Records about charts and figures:
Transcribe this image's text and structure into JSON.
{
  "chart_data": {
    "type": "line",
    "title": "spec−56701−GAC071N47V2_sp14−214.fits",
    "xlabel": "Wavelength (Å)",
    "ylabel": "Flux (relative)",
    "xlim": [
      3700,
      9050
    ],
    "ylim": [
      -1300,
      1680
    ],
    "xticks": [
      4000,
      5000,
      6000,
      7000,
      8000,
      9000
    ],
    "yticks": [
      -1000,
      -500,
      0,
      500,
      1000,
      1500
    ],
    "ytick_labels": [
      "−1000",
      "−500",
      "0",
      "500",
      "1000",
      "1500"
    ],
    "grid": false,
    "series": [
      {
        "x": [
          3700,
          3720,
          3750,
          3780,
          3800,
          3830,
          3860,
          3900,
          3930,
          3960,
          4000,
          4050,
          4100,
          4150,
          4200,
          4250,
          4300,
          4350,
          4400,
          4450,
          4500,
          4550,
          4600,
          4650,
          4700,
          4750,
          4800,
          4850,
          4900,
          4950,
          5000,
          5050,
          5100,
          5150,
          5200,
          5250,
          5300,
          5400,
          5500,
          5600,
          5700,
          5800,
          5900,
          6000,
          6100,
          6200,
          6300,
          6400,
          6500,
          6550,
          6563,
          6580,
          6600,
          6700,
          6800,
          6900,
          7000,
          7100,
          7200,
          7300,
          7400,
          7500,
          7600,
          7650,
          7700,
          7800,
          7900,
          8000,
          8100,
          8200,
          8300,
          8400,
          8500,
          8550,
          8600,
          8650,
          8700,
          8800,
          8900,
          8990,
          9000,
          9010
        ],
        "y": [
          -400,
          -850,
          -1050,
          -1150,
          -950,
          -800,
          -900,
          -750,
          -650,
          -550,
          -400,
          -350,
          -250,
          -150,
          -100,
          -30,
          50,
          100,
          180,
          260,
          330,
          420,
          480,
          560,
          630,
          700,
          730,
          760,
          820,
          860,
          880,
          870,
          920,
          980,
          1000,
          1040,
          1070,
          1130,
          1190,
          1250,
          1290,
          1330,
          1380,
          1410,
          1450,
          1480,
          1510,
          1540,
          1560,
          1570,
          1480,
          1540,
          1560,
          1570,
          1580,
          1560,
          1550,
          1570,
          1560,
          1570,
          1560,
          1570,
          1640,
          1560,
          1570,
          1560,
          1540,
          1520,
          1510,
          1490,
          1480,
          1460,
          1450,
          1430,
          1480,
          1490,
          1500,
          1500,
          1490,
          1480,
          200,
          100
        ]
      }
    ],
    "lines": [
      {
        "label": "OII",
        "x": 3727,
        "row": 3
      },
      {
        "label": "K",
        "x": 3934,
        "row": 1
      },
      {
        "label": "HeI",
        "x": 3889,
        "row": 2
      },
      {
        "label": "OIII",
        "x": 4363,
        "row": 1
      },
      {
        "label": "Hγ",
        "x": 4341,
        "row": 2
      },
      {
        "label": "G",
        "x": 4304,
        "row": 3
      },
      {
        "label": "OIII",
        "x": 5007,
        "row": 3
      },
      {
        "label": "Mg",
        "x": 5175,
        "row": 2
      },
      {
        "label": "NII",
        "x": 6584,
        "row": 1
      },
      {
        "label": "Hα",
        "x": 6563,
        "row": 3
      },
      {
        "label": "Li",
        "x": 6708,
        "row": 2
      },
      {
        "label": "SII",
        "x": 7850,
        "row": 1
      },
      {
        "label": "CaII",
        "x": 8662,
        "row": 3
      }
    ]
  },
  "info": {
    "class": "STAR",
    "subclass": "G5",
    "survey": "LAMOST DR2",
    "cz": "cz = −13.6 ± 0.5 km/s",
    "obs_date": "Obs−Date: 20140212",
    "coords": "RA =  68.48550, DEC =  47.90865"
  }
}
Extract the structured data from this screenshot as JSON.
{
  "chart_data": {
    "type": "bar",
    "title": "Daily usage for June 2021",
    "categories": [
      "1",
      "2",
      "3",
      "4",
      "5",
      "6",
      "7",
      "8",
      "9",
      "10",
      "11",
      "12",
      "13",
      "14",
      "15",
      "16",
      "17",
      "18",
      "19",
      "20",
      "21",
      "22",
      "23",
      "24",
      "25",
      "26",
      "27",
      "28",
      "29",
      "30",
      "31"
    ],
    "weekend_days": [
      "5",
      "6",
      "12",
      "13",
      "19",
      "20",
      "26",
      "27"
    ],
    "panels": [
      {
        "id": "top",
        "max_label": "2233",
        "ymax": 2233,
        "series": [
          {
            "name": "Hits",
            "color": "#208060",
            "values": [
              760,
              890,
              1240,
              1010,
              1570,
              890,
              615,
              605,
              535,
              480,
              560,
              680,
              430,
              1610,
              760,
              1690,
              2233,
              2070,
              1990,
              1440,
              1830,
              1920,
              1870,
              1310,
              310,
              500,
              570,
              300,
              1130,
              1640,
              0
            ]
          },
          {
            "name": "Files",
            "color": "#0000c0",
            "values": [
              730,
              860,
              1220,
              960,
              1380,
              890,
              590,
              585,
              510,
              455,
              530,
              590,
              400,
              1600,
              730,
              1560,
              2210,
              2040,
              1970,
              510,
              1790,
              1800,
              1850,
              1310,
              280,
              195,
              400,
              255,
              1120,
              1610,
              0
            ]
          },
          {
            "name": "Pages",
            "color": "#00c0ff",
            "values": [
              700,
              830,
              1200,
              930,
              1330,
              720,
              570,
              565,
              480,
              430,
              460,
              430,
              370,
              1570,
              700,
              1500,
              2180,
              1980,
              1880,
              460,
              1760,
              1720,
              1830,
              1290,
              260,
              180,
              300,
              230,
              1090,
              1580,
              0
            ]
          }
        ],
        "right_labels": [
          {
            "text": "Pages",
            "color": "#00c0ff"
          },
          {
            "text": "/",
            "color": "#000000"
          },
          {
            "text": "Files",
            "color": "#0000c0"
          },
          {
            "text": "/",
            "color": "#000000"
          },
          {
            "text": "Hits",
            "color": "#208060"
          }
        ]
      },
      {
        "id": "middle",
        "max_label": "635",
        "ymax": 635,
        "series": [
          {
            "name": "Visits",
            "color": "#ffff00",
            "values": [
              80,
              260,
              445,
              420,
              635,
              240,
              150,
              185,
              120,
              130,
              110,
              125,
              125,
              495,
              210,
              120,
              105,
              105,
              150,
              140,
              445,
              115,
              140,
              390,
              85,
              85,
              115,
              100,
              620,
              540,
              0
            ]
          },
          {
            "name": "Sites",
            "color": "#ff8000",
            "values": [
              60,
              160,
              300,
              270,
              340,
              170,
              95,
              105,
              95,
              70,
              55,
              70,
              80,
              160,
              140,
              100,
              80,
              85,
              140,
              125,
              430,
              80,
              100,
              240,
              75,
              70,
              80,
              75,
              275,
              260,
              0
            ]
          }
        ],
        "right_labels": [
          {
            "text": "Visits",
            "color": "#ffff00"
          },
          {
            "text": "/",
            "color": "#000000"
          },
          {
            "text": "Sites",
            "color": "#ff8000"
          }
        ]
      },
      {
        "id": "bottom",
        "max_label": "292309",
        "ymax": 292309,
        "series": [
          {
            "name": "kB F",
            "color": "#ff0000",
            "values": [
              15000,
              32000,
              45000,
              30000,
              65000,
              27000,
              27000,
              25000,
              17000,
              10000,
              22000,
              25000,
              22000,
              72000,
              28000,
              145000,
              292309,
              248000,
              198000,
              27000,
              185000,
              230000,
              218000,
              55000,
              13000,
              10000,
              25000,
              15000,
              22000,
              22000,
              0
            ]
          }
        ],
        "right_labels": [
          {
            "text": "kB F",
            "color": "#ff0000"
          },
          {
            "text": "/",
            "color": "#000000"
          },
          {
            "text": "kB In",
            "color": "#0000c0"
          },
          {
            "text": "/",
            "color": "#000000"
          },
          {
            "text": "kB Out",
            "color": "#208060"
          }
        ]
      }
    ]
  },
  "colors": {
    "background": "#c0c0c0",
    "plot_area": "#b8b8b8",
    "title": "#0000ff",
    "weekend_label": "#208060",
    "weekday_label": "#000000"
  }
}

SET PROBLEM
Pull out all lines from the entries above in which the word "name" appears.

REPLY
            "name": "Hits",
            "name": "Files",
            "name": "Pages",
            "name": "Visits",
            "name": "Sites",
            "name": "kB F",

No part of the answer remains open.